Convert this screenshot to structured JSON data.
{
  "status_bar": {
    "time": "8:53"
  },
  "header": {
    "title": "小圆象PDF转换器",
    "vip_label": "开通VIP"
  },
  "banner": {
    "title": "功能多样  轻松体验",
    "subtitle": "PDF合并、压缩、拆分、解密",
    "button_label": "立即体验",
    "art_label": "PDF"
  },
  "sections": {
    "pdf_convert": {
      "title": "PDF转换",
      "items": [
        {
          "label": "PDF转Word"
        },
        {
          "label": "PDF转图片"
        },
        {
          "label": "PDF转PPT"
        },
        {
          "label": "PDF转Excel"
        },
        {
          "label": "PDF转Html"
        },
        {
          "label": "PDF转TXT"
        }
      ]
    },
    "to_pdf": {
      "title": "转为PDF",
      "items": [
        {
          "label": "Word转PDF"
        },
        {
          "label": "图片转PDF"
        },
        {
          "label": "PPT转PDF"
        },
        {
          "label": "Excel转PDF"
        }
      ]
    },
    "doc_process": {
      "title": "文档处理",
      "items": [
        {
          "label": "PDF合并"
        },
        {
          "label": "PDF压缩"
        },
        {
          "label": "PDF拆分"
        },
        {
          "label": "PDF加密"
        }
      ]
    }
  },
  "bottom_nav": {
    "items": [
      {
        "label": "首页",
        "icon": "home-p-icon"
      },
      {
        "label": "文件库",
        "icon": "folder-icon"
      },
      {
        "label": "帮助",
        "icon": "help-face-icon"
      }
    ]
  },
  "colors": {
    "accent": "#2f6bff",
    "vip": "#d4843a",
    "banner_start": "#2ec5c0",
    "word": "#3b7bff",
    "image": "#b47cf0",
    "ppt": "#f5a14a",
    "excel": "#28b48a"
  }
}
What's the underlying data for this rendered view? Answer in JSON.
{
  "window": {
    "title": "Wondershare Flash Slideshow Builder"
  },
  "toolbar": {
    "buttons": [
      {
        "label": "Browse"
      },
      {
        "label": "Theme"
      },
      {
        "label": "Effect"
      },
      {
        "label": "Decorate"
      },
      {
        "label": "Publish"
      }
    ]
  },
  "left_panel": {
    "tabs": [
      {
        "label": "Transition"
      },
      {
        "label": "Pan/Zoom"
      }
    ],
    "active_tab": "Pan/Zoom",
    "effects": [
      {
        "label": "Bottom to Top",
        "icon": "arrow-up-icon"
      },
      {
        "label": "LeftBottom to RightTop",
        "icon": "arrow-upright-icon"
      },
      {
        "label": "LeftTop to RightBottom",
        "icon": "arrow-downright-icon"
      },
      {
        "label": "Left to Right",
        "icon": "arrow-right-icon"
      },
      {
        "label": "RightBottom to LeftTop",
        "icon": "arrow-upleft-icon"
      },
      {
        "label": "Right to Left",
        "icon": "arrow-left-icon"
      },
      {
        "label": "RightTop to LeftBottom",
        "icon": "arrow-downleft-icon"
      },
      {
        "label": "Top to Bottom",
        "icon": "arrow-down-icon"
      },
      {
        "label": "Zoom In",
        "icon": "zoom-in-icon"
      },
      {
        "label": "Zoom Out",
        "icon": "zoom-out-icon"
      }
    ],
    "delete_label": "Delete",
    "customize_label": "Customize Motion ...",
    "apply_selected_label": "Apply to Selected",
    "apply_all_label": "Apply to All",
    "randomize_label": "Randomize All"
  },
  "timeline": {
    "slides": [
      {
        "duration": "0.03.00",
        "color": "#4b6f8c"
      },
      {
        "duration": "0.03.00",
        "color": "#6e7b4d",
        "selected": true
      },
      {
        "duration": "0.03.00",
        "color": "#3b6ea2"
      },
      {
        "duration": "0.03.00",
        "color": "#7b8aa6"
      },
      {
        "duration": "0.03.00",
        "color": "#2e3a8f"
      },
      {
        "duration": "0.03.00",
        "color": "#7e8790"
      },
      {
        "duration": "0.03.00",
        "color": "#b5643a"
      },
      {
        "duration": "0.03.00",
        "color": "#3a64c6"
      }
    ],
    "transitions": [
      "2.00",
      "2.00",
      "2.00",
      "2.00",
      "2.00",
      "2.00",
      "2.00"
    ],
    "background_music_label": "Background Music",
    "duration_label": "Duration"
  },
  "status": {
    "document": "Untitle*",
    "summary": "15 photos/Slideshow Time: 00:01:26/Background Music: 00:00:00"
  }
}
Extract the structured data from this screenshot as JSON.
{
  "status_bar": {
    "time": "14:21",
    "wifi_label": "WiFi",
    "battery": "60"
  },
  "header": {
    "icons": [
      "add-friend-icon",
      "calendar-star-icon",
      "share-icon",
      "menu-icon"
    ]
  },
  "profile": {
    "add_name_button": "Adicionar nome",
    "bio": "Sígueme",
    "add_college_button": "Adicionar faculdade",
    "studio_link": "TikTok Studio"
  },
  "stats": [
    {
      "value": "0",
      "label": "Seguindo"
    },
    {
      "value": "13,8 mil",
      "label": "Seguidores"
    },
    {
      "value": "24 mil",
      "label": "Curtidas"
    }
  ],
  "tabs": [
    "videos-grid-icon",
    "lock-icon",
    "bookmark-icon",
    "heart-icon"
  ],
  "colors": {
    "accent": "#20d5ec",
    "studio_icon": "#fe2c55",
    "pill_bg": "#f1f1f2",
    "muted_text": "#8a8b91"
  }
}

◆ ◆ ◆ ◆ ◆ ◆ ◆

**TO DO**
Every record above needs to be repeated word for word.

**ANSWER TO THE TASK**
Convert this screenshot to structured JSON data.
{
  "status_bar": {
    "time": "8:53"
  },
  "header": {
    "title": "小圆象PDF转换器",
    "vip_label": "开通VIP"
  },
  "banner": {
    "title": "功能多样  轻松体验",
    "subtitle": "PDF合并、压缩、拆分、解密",
    "button_label": "立即体验",
    "art_label": "PDF"
  },
  "sections": {
    "pdf_convert": {
      "title": "PDF转换",
      "items": [
        {
          "label": "PDF转Word"
        },
        {
          "label": "PDF转图片"
        },
        {
          "label": "PDF转PPT"
        },
        {
          "label": "PDF转Excel"
        },
        {
          "label": "PDF转Html"
        },
        {
          "label": "PDF转TXT"
        }
      ]
    },
    "to_pdf": {
      "title": "转为PDF",
      "items": [
        {
          "label": "Word转PDF"
        },
        {
          "label": "图片转PDF"
        },
        {
          "label": "PPT转PDF"
        },
        {
          "label": "Excel转PDF"
        }
      ]
    },
    "doc_process": {
      "title": "文档处理",
      "items": [
        {
          "label": "PDF合并"
        },
        {
          "label": "PDF压缩"
        },
        {
          "label": "PDF拆分"
        },
        {
          "label": "PDF加密"
        }
      ]
    }
  },
  "bottom_nav": {
    "items": [
      {
        "label": "首页",
        "icon": "home-p-icon"
      },
      {
        "label": "文件库",
        "icon": "folder-icon"
      },
      {
        "label": "帮助",
        "icon": "help-face-icon"
      }
    ]
  },
  "colors": {
    "accent": "#2f6bff",
    "vip": "#d4843a",
    "banner_start": "#2ec5c0",
    "word": "#3b7bff",
    "image": "#b47cf0",
    "ppt": "#f5a14a",
    "excel": "#28b48a"
  }
}
What's the underlying data for this rendered view? Answer in JSON.
{
  "window": {
    "title": "Wondershare Flash Slideshow Builder"
  },
  "toolbar": {
    "buttons": [
      {
        "label": "Browse"
      },
      {
        "label": "Theme"
      },
      {
        "label": "Effect"
      },
      {
        "label": "Decorate"
      },
      {
        "label": "Publish"
      }
    ]
  },
  "left_panel": {
    "tabs": [
      {
        "label": "Transition"
      },
      {
        "label": "Pan/Zoom"
      }
    ],
    "active_tab": "Pan/Zoom",
    "effects": [
      {
        "label": "Bottom to Top",
        "icon": "arrow-up-icon"
      },
      {
        "label": "LeftBottom to RightTop",
        "icon": "arrow-upright-icon"
      },
      {
        "label": "LeftTop to RightBottom",
        "icon": "arrow-downright-icon"
      },
      {
        "label": "Left to Right",
        "icon": "arrow-right-icon"
      },
      {
        "label": "RightBottom to LeftTop",
        "icon": "arrow-upleft-icon"
      },
      {
        "label": "Right to Left",
        "icon": "arrow-left-icon"
      },
      {
        "label": "RightTop to LeftBottom",
        "icon": "arrow-downleft-icon"
      },
      {
        "label": "Top to Bottom",
        "icon": "arrow-down-icon"
      },
      {
        "label": "Zoom In",
        "icon": "zoom-in-icon"
      },
      {
        "label": "Zoom Out",
        "icon": "zoom-out-icon"
      }
    ],
    "delete_label": "Delete",
    "customize_label": "Customize Motion ...",
    "apply_selected_label": "Apply to Selected",
    "apply_all_label": "Apply to All",
    "randomize_label": "Randomize All"
  },
  "timeline": {
    "slides": [
      {
        "duration": "0.03.00",
        "color": "#4b6f8c"
      },
      {
        "duration": "0.03.00",
        "color": "#6e7b4d",
        "selected": true
      },
      {
        "duration": "0.03.00",
        "color": "#3b6ea2"
      },
      {
        "duration": "0.03.00",
        "color": "#7b8aa6"
      },
      {
        "duration": "0.03.00",
        "color": "#2e3a8f"
      },
      {
        "duration": "0.03.00",
        "color": "#7e8790"
      },
      {
        "duration": "0.03.00",
        "color": "#b5643a"
      },
      {
        "duration": "0.03.00",
        "color": "#3a64c6"
      }
    ],
    "transitions": [
      "2.00",
      "2.00",
      "2.00",
      "2.00",
      "2.00",
      "2.00",
      "2.00"
    ],
    "background_music_label": "Background Music",
    "duration_label": "Duration"
  },
  "status": {
    "document": "Untitle*",
    "summary": "15 photos/Slideshow Time: 00:01:26/Background Music: 00:00:00"
  }
}
Extract the structured data from this screenshot as JSON.
{
  "status_bar": {
    "time": "14:21",
    "wifi_label": "WiFi",
    "battery": "60"
  },
  "header": {
    "icons": [
      "add-friend-icon",
      "calendar-star-icon",
      "share-icon",
      "menu-icon"
    ]
  },
  "profile": {
    "add_name_button": "Adicionar nome",
    "bio": "Sígueme",
    "add_college_button": "Adicionar faculdade",
    "studio_link": "TikTok Studio"
  },
  "stats": [
    {
      "value": "0",
      "label": "Seguindo"
    },
    {
      "value": "13,8 mil",
      "label": "Seguidores"
    },
    {
      "value": "24 mil",
      "label": "Curtidas"
    }
  ],
  "tabs": [
    "videos-grid-icon",
    "lock-icon",
    "bookmark-icon",
    "heart-icon"
  ],
  "colors": {
    "accent": "#20d5ec",
    "studio_icon": "#fe2c55",
    "pill_bg": "#f1f1f2",
    "muted_text": "#8a8b91"
  }
}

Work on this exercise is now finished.